- [WHAT THE TASK ASKS] Reproduce the entire listing below verbatim, line by line, without altering anything.

━━━━━ DATA LISTING

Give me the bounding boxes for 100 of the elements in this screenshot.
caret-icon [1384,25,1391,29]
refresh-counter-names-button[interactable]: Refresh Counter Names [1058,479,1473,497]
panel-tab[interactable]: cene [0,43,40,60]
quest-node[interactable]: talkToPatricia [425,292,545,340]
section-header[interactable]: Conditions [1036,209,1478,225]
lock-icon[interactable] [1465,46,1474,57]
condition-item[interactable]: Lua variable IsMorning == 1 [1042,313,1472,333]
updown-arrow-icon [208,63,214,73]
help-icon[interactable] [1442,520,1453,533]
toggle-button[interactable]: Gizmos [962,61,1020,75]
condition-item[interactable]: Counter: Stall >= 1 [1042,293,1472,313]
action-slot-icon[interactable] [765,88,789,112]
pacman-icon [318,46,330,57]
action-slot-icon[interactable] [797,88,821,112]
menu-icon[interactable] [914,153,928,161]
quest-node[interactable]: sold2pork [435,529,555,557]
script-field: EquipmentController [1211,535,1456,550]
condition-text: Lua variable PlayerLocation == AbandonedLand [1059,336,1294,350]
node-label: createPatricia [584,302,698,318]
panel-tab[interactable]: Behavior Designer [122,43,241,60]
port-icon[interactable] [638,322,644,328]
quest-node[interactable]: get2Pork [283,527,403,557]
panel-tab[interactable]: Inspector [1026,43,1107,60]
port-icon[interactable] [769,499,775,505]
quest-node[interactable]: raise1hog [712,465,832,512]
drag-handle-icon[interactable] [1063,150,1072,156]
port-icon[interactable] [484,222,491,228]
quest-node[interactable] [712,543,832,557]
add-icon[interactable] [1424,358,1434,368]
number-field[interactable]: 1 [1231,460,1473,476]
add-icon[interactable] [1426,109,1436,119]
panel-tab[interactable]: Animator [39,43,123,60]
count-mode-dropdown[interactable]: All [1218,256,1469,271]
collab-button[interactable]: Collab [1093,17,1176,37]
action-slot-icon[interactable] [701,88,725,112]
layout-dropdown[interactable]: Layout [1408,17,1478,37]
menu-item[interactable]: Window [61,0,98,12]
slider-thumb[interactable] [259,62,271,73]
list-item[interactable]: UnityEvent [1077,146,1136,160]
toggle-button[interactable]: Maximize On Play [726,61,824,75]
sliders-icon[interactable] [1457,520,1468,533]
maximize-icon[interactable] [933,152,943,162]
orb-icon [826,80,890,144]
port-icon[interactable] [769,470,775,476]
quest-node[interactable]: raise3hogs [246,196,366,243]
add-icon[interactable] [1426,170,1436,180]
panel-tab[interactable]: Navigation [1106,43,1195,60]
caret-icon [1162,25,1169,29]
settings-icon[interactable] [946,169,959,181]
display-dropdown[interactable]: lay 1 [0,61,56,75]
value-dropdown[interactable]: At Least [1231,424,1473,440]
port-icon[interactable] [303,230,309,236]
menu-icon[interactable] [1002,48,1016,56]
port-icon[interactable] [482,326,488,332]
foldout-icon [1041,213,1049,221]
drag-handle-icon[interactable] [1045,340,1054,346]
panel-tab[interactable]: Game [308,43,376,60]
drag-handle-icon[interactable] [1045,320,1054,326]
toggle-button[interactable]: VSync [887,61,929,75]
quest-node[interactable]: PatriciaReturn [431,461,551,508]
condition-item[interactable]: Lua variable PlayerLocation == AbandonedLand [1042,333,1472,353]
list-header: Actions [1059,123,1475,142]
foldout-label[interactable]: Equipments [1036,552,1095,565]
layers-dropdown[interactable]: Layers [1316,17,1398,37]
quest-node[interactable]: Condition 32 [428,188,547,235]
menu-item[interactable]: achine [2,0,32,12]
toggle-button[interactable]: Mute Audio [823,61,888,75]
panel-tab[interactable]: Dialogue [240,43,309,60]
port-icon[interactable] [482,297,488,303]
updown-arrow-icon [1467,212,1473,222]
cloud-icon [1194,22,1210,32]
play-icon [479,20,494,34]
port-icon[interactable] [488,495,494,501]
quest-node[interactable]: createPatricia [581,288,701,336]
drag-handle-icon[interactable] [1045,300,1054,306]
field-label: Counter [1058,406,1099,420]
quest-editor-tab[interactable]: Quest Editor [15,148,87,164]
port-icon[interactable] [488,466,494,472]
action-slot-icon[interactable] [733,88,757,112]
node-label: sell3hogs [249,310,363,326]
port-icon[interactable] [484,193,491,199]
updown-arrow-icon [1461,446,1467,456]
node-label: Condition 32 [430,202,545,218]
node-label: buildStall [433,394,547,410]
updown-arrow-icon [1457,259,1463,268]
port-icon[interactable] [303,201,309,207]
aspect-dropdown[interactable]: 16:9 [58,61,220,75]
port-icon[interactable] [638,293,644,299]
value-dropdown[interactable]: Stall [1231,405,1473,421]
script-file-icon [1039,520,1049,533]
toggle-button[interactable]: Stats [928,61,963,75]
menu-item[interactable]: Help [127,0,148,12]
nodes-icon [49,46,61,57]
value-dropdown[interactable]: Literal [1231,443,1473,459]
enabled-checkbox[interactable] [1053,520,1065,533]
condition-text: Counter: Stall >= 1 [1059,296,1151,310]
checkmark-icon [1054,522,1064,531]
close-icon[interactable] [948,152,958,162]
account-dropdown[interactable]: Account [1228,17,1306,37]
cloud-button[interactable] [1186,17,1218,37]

━━━━━━━━━━

- [WRITTEN REPLY]
Give me the bounding boxes for 100 of the elements in this screenshot.
caret-icon [1384,25,1391,29]
refresh-counter-names-button[interactable]: Refresh Counter Names [1058,479,1473,497]
panel-tab[interactable]: cene [0,43,40,60]
quest-node[interactable]: talkToPatricia [425,292,545,340]
section-header[interactable]: Conditions [1036,209,1478,225]
lock-icon[interactable] [1465,46,1474,57]
condition-item[interactable]: Lua variable IsMorning == 1 [1042,313,1472,333]
updown-arrow-icon [208,63,214,73]
help-icon[interactable] [1442,520,1453,533]
toggle-button[interactable]: Gizmos [962,61,1020,75]
condition-item[interactable]: Counter: Stall >= 1 [1042,293,1472,313]
action-slot-icon[interactable] [765,88,789,112]
pacman-icon [318,46,330,57]
action-slot-icon[interactable] [797,88,821,112]
menu-icon[interactable] [914,153,928,161]
quest-node[interactable]: sold2pork [435,529,555,557]
script-field: EquipmentController [1211,535,1456,550]
condition-text: Lua variable PlayerLocation == AbandonedLand [1059,336,1294,350]
node-label: createPatricia [584,302,698,318]
panel-tab[interactable]: Behavior Designer [122,43,241,60]
port-icon[interactable] [638,322,644,328]
quest-node[interactable]: get2Pork [283,527,403,557]
panel-tab[interactable]: Inspector [1026,43,1107,60]
port-icon[interactable] [769,499,775,505]
quest-node[interactable]: raise1hog [712,465,832,512]
drag-handle-icon[interactable] [1063,150,1072,156]
port-icon[interactable] [484,222,491,228]
quest-node[interactable] [712,543,832,557]
add-icon[interactable] [1424,358,1434,368]
number-field[interactable]: 1 [1231,460,1473,476]
add-icon[interactable] [1426,109,1436,119]
panel-tab[interactable]: Animator [39,43,123,60]
count-mode-dropdown[interactable]: All [1218,256,1469,271]
collab-button[interactable]: Collab [1093,17,1176,37]
action-slot-icon[interactable] [701,88,725,112]
layout-dropdown[interactable]: Layout [1408,17,1478,37]
menu-item[interactable]: Window [61,0,98,12]
slider-thumb[interactable] [259,62,271,73]
list-item[interactable]: UnityEvent [1077,146,1136,160]
toggle-button[interactable]: Maximize On Play [726,61,824,75]
sliders-icon[interactable] [1457,520,1468,533]
maximize-icon[interactable] [933,152,943,162]
orb-icon [826,80,890,144]
port-icon[interactable] [769,470,775,476]
quest-node[interactable]: raise3hogs [246,196,366,243]
add-icon[interactable] [1426,170,1436,180]
panel-tab[interactable]: Navigation [1106,43,1195,60]
caret-icon [1162,25,1169,29]
settings-icon[interactable] [946,169,959,181]
display-dropdown[interactable]: lay 1 [0,61,56,75]
value-dropdown[interactable]: At Least [1231,424,1473,440]
port-icon[interactable] [303,230,309,236]
menu-icon[interactable] [1002,48,1016,56]
port-icon[interactable] [482,326,488,332]
foldout-icon [1041,213,1049,221]
drag-handle-icon[interactable] [1045,340,1054,346]
panel-tab[interactable]: Game [308,43,376,60]
drag-handle-icon[interactable] [1045,320,1054,326]
toggle-button[interactable]: VSync [887,61,929,75]
quest-node[interactable]: PatriciaReturn [431,461,551,508]
condition-item[interactable]: Lua variable PlayerLocation == AbandonedLand [1042,333,1472,353]
list-header: Actions [1059,123,1475,142]
foldout-label[interactable]: Equipments [1036,552,1095,565]
layers-dropdown[interactable]: Layers [1316,17,1398,37]
quest-node[interactable]: Condition 32 [428,188,547,235]
menu-item[interactable]: achine [2,0,32,12]
toggle-button[interactable]: Mute Audio [823,61,888,75]
panel-tab[interactable]: Dialogue [240,43,309,60]
port-icon[interactable] [482,297,488,303]
updown-arrow-icon [1467,212,1473,222]
cloud-icon [1194,22,1210,32]
play-icon [479,20,494,34]
port-icon[interactable] [488,495,494,501]
quest-node[interactable]: createPatricia [581,288,701,336]
drag-handle-icon[interactable] [1045,300,1054,306]
field-label: Counter [1058,406,1099,420]
quest-editor-tab[interactable]: Quest Editor [15,148,87,164]
port-icon[interactable] [488,466,494,472]
action-slot-icon[interactable] [733,88,757,112]
node-label: sell3hogs [249,310,363,326]
port-icon[interactable] [484,193,491,199]
updown-arrow-icon [1461,446,1467,456]
node-label: Condition 32 [430,202,545,218]
node-label: buildStall [433,394,547,410]
updown-arrow-icon [1457,259,1463,268]
port-icon[interactable] [303,201,309,207]
aspect-dropdown[interactable]: 16:9 [58,61,220,75]
port-icon[interactable] [638,293,644,299]
value-dropdown[interactable]: Stall [1231,405,1473,421]
script-file-icon [1039,520,1049,533]
toggle-button[interactable]: Stats [928,61,963,75]
menu-item[interactable]: Help [127,0,148,12]
nodes-icon [49,46,61,57]
value-dropdown[interactable]: Literal [1231,443,1473,459]
enabled-checkbox[interactable] [1053,520,1065,533]
condition-text: Counter: Stall >= 1 [1059,296,1151,310]
checkmark-icon [1054,522,1064,531]
close-icon[interactable] [948,152,958,162]
account-dropdown[interactable]: Account [1228,17,1306,37]
cloud-button[interactable] [1186,17,1218,37]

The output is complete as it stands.